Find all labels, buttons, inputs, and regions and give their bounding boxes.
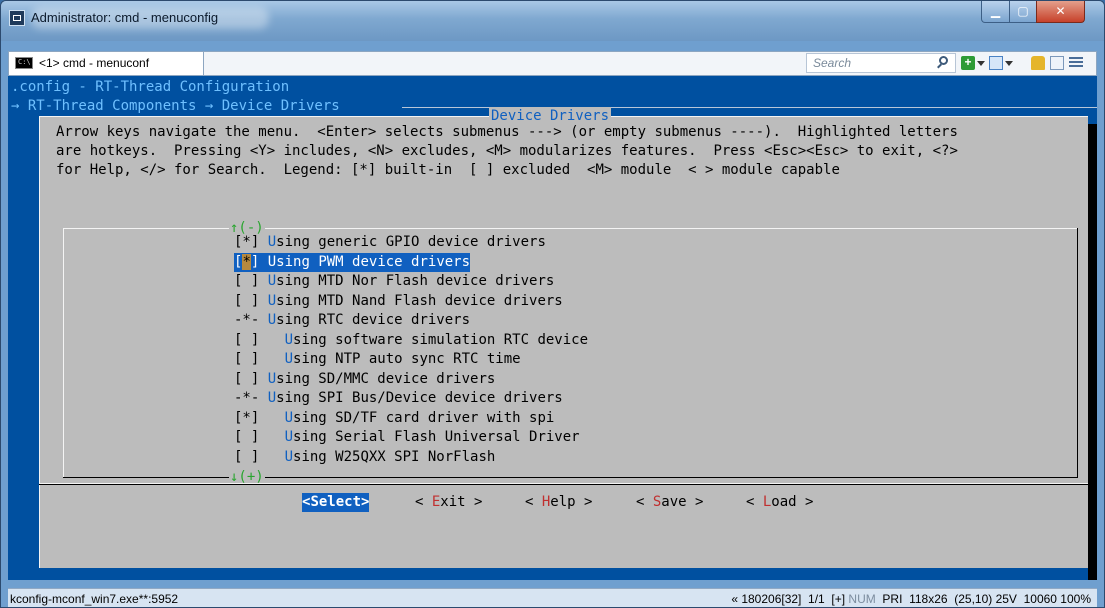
menu-item-hotkey: U	[267, 390, 277, 406]
new-console-icon[interactable]: +	[961, 56, 975, 70]
view-icon[interactable]	[989, 56, 1003, 70]
menu-item-label: sing W25QXX SPI NorFlash	[293, 448, 496, 465]
menu-item[interactable]: [ ] Using SD/MMC device drivers	[234, 370, 495, 389]
menu-item-label: sing MTD Nor Flash device drivers	[276, 273, 555, 289]
status-process: kconfig-mconf_win7.exe**:5952	[10, 592, 179, 606]
help-text-line: are hotkeys. Pressing <Y> includes, <N> …	[56, 143, 958, 159]
maximize-button[interactable]: ▢	[1009, 1, 1037, 23]
menu-item-label: sing SD/MMC device drivers	[276, 370, 496, 387]
menu-item-checkbox[interactable]: -*-	[234, 390, 268, 406]
tab-bar: C:\ <1> cmd - menuconf Search +	[8, 51, 1097, 76]
menu-item[interactable]: -*- Using RTC device drivers	[234, 311, 470, 330]
menu-item-checkbox[interactable]: [*]	[234, 410, 285, 426]
chevron-down-icon[interactable]	[1005, 61, 1013, 66]
minimize-button[interactable]: ▁	[981, 1, 1010, 23]
menu-item[interactable]: -*- Using SPI Bus/Device device drivers	[234, 389, 563, 408]
menu-item[interactable]: [ ] Using MTD Nor Flash device drivers	[234, 272, 554, 291]
search-icon[interactable]	[939, 56, 948, 65]
menu-item-checkbox[interactable]: [ ]	[234, 293, 268, 309]
device-drivers-dialog: Device Drivers Arrow keys navigate the m…	[39, 107, 1088, 568]
console-area[interactable]: .config - RT-Thread Configuration → RT-T…	[8, 76, 1097, 580]
menu-item-hotkey: U	[284, 409, 294, 426]
window-title: Administrator: cmd - menuconfig	[31, 10, 219, 25]
menu-item-checkbox[interactable]: [ ]	[234, 429, 285, 445]
menu-item[interactable]: [ ] Using NTP auto sync RTC time	[234, 350, 521, 369]
menu-item-hotkey: U	[284, 429, 294, 445]
tab-label: <1> cmd - menuconf	[39, 56, 150, 70]
menu-item-checkbox[interactable]: [ ]	[234, 351, 285, 367]
menu-item-hotkey: U	[267, 234, 277, 250]
menu-item-label: sing SD/TF card driver with spi	[293, 409, 555, 426]
select-button[interactable]: <Select>	[302, 493, 370, 512]
tab-cmd-menuconf[interactable]: C:\ <1> cmd - menuconf	[9, 52, 204, 75]
menu-item-hotkey: U	[267, 312, 277, 328]
chevron-down-icon[interactable]	[977, 61, 985, 66]
menu-item-hotkey: U	[284, 331, 294, 348]
menu-item-checkbox[interactable]: [ ]	[234, 332, 285, 348]
status-bar: kconfig-mconf_win7.exe**:5952 « 180206[3…	[8, 588, 1097, 607]
menu-item-hotkey: U	[284, 448, 294, 465]
menu-icon[interactable]	[1069, 55, 1083, 69]
help-text-line: Arrow keys navigate the menu. <Enter> se…	[56, 124, 958, 140]
config-title: .config - RT-Thread Configuration	[11, 79, 290, 95]
close-button[interactable]: ✕	[1036, 1, 1085, 23]
menu-item-hotkey: U	[284, 351, 294, 367]
console-app-icon	[9, 10, 25, 26]
menu-item-checkbox[interactable]: [ ]	[234, 273, 268, 289]
menu-item-checkbox[interactable]: [*]	[234, 234, 268, 250]
save-button[interactable]: < Save >	[636, 493, 703, 512]
menu-item-label: sing RTC device drivers	[276, 312, 471, 328]
menu-item-label: sing generic GPIO device drivers	[276, 234, 546, 250]
menu-item[interactable]: [ ] Using Serial Flash Universal Driver	[234, 428, 580, 447]
menu-list: ↑(-) [*] Using generic GPIO device drive…	[63, 219, 1078, 487]
menu-item-checkbox[interactable]: -*-	[234, 312, 268, 328]
exit-button[interactable]: < Exit >	[415, 493, 482, 512]
menu-item[interactable]: [ ] Using W25QXX SPI NorFlash	[234, 448, 495, 467]
menu-item-hotkey: U	[267, 253, 277, 270]
menu-item-hotkey: U	[267, 370, 277, 387]
panel-icon[interactable]	[1050, 56, 1064, 70]
console-window: Administrator: cmd - menuconfig ▁ ▢ ✕ C:…	[0, 0, 1105, 608]
menu-item[interactable]: [ ] Using MTD Nand Flash device drivers	[234, 292, 563, 311]
menu-item-checkbox[interactable]: [ ]	[234, 449, 285, 465]
status-info: « 180206[32] 1/1 [+] NUM PRI 118x26 (25,…	[731, 592, 1091, 606]
menu-item-checkbox[interactable]: [ ]	[234, 371, 268, 387]
text-cursor: *	[242, 253, 251, 270]
menu-item-checkbox[interactable]: [*]	[234, 253, 268, 270]
menu-item-label: sing Serial Flash Universal Driver	[293, 429, 580, 445]
breadcrumb: → RT-Thread Components → Device Drivers	[11, 98, 340, 114]
menu-item-hotkey: U	[267, 273, 277, 289]
menu-item[interactable]: [ ] Using software simulation RTC device	[234, 331, 588, 350]
menu-item-label: sing SPI Bus/Device device drivers	[276, 390, 563, 406]
menu-item[interactable]: [*] Using SD/TF card driver with spi	[234, 409, 554, 428]
load-button[interactable]: < Load >	[746, 493, 813, 512]
menu-item-label: sing NTP auto sync RTC time	[293, 351, 521, 367]
menu-item[interactable]: [*] Using PWM device drivers	[234, 252, 471, 272]
help-text-line: for Help, </> for Search. Legend: [*] bu…	[56, 162, 840, 178]
help-button[interactable]: < Help >	[525, 493, 592, 512]
menu-item-label: sing MTD Nand Flash device drivers	[276, 292, 563, 309]
menu-item-label: sing PWM device drivers	[276, 253, 471, 270]
menu-item[interactable]: [*] Using generic GPIO device drivers	[234, 233, 546, 252]
menu-item-hotkey: U	[267, 292, 277, 309]
lock-icon[interactable]	[1031, 56, 1045, 70]
title-bar[interactable]: Administrator: cmd - menuconfig ▁ ▢ ✕	[1, 1, 1104, 41]
menu-item-label: sing software simulation RTC device	[293, 331, 589, 348]
cmd-icon: C:\	[15, 57, 33, 69]
search-input[interactable]: Search	[806, 53, 956, 73]
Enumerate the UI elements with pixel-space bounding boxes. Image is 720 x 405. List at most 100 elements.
■ ■ ■ ■
Problem details | Copy out every line of the entries above word for word, omitting the pictures.

The output |
Find all labels, buttons, inputs, and regions and give their bounding boxes.
menu-item-hotkey: U	[267, 390, 277, 406]
new-console-icon[interactable]: +	[961, 56, 975, 70]
view-icon[interactable]	[989, 56, 1003, 70]
menu-item-label: sing W25QXX SPI NorFlash	[293, 448, 496, 465]
menu-item[interactable]: [ ] Using SD/MMC device drivers	[234, 370, 495, 389]
menu-item-label: sing MTD Nor Flash device drivers	[276, 273, 555, 289]
status-process: kconfig-mconf_win7.exe**:5952	[10, 592, 179, 606]
help-text-line: are hotkeys. Pressing <Y> includes, <N> …	[56, 143, 958, 159]
maximize-button[interactable]: ▢	[1009, 1, 1037, 23]
menu-item-label: sing SD/MMC device drivers	[276, 370, 496, 387]
menu-item-checkbox[interactable]: -*-	[234, 390, 268, 406]
tab-bar: C:\ <1> cmd - menuconf Search +	[8, 51, 1097, 76]
menu-item[interactable]: -*- Using RTC device drivers	[234, 311, 470, 330]
menu-item-checkbox[interactable]: [*]	[234, 410, 285, 426]
chevron-down-icon[interactable]	[1005, 61, 1013, 66]
minimize-button[interactable]: ▁	[981, 1, 1010, 23]
menu-item[interactable]: -*- Using SPI Bus/Device device drivers	[234, 389, 563, 408]
menu-item[interactable]: [ ] Using MTD Nor Flash device drivers	[234, 272, 554, 291]
search-icon[interactable]	[939, 56, 948, 65]
menu-item-checkbox[interactable]: [ ]	[234, 293, 268, 309]
device-drivers-dialog: Device Drivers Arrow keys navigate the m…	[39, 107, 1088, 568]
console-area[interactable]: .config - RT-Thread Configuration → RT-T…	[8, 76, 1097, 580]
menu-item-hotkey: U	[284, 409, 294, 426]
window-title: Administrator: cmd - menuconfig	[31, 10, 219, 25]
menu-item-checkbox[interactable]: [ ]	[234, 429, 285, 445]
menu-item[interactable]: [ ] Using NTP auto sync RTC time	[234, 350, 521, 369]
menu-item-hotkey: U	[284, 429, 294, 445]
tab-label: <1> cmd - menuconf	[39, 56, 150, 70]
menu-item-checkbox[interactable]: [ ]	[234, 351, 285, 367]
menu-item-hotkey: U	[267, 234, 277, 250]
menu-item-label: sing SD/TF card driver with spi	[293, 409, 555, 426]
select-button[interactable]: <Select>	[302, 493, 370, 512]
tab-cmd-menuconf[interactable]: C:\ <1> cmd - menuconf	[9, 52, 204, 75]
menu-item-hotkey: U	[267, 312, 277, 328]
chevron-down-icon[interactable]	[977, 61, 985, 66]
menu-item-hotkey: U	[284, 331, 294, 348]
menu-item-checkbox[interactable]: [ ]	[234, 332, 285, 348]
status-bar: kconfig-mconf_win7.exe**:5952 « 180206[3…	[8, 588, 1097, 607]
menu-item-hotkey: U	[284, 448, 294, 465]
menu-icon[interactable]	[1069, 55, 1083, 69]
help-text-line: Arrow keys navigate the menu. <Enter> se…	[56, 124, 958, 140]
config-title: .config - RT-Thread Configuration	[11, 79, 290, 95]
close-button[interactable]: ✕	[1036, 1, 1085, 23]
menu-item-hotkey: U	[284, 351, 294, 367]
console-app-icon	[9, 10, 25, 26]
menu-item-checkbox[interactable]: [ ]	[234, 273, 268, 289]
menu-item-checkbox[interactable]: [*]	[234, 234, 268, 250]
save-button[interactable]: < Save >	[636, 493, 703, 512]
menu-item-label: sing RTC device drivers	[276, 312, 471, 328]
menu-item-label: sing generic GPIO device drivers	[276, 234, 546, 250]
menu-item[interactable]: [ ] Using Serial Flash Universal Driver	[234, 428, 580, 447]
menu-list: ↑(-) [*] Using generic GPIO device drive…	[63, 219, 1078, 487]
menu-item-checkbox[interactable]: -*-	[234, 312, 268, 328]
exit-button[interactable]: < Exit >	[415, 493, 482, 512]
menu-item[interactable]: [ ] Using W25QXX SPI NorFlash	[234, 448, 495, 467]
menu-item-hotkey: U	[267, 253, 277, 270]
menu-item-hotkey: U	[267, 370, 277, 387]
panel-icon[interactable]	[1050, 56, 1064, 70]
console-window: Administrator: cmd - menuconfig ▁ ▢ ✕ C:…	[0, 0, 1105, 608]
menu-item[interactable]: [ ] Using MTD Nand Flash device drivers	[234, 292, 563, 311]
menu-item-checkbox[interactable]: [ ]	[234, 449, 285, 465]
status-info: « 180206[32] 1/1 [+] NUM PRI 118x26 (25,…	[731, 592, 1091, 606]
menu-item-checkbox[interactable]: [ ]	[234, 371, 268, 387]
text-cursor: *	[242, 253, 251, 270]
menu-item-checkbox[interactable]: [*]	[234, 253, 268, 270]
menu-item-label: sing Serial Flash Universal Driver	[293, 429, 580, 445]
breadcrumb: → RT-Thread Components → Device Drivers	[11, 98, 340, 114]
menu-item-hotkey: U	[267, 273, 277, 289]
menu-item[interactable]: [ ] Using software simulation RTC device	[234, 331, 588, 350]
menu-item-label: sing SPI Bus/Device device drivers	[276, 390, 563, 406]
menu-item[interactable]: [*] Using SD/TF card driver with spi	[234, 409, 554, 428]
load-button[interactable]: < Load >	[746, 493, 813, 512]
menu-item-label: sing NTP auto sync RTC time	[293, 351, 521, 367]
menu-item[interactable]: [*] Using PWM device drivers	[234, 252, 471, 272]
help-text-line: for Help, </> for Search. Legend: [*] bu…	[56, 162, 840, 178]
help-button[interactable]: < Help >	[525, 493, 592, 512]
menu-item-label: sing MTD Nand Flash device drivers	[276, 292, 563, 309]
menu-item-label: sing PWM device drivers	[276, 253, 471, 270]
menu-item[interactable]: [*] Using generic GPIO device drivers	[234, 233, 546, 252]
menu-item-hotkey: U	[267, 292, 277, 309]
lock-icon[interactable]	[1031, 56, 1045, 70]
title-bar[interactable]: Administrator: cmd - menuconfig ▁ ▢ ✕	[1, 1, 1104, 41]
menu-item-label: sing software simulation RTC device	[293, 331, 589, 348]
cmd-icon: C:\	[15, 57, 33, 69]
search-input[interactable]: Search	[806, 53, 956, 73]
Enumerate the UI elements with pixel-space bounding boxes. Image is 720 x 405. List at most 100 elements.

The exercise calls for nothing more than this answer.